▶ _Listed records_
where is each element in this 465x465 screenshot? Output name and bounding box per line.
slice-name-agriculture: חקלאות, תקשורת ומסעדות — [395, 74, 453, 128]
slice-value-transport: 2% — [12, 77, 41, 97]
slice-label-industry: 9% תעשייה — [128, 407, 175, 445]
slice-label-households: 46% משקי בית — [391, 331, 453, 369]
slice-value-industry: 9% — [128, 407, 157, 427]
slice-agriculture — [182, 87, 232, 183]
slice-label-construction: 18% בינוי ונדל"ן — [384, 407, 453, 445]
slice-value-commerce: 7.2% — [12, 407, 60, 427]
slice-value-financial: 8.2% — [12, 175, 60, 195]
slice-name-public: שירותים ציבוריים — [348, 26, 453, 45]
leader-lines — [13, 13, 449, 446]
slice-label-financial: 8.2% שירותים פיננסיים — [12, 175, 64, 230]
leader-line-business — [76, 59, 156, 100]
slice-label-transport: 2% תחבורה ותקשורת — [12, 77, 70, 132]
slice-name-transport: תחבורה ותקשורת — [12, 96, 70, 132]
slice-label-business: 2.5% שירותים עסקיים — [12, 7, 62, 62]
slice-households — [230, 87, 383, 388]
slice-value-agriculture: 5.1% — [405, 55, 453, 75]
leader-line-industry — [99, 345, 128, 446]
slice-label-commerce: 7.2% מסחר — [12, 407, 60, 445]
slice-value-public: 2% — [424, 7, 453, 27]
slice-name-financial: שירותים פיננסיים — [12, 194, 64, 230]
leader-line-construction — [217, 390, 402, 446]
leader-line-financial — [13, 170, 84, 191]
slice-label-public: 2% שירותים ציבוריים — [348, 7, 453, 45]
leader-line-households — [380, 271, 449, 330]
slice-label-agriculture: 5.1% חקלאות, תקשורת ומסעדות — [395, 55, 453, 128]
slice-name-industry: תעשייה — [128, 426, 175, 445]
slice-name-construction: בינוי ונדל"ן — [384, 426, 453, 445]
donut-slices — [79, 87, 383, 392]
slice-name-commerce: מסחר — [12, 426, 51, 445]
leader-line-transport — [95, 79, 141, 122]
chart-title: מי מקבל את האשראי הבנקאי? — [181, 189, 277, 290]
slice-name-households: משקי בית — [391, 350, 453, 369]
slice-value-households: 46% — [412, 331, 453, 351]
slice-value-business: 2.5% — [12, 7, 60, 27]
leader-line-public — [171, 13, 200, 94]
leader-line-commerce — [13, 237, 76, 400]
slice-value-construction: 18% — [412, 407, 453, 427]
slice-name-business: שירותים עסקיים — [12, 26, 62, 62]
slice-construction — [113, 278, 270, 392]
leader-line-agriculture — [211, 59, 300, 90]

▶ _Job_
List each line of the items above that contains the string "חקלאות", treating case as significant.

▶ _Result of the exercise_
slice-name-agriculture: חקלאות, תקשורת ומסעדות — [395, 74, 453, 128]
slice-label-agriculture: 5.1% חקלאות, תקשורת ומסעדות — [395, 55, 453, 128]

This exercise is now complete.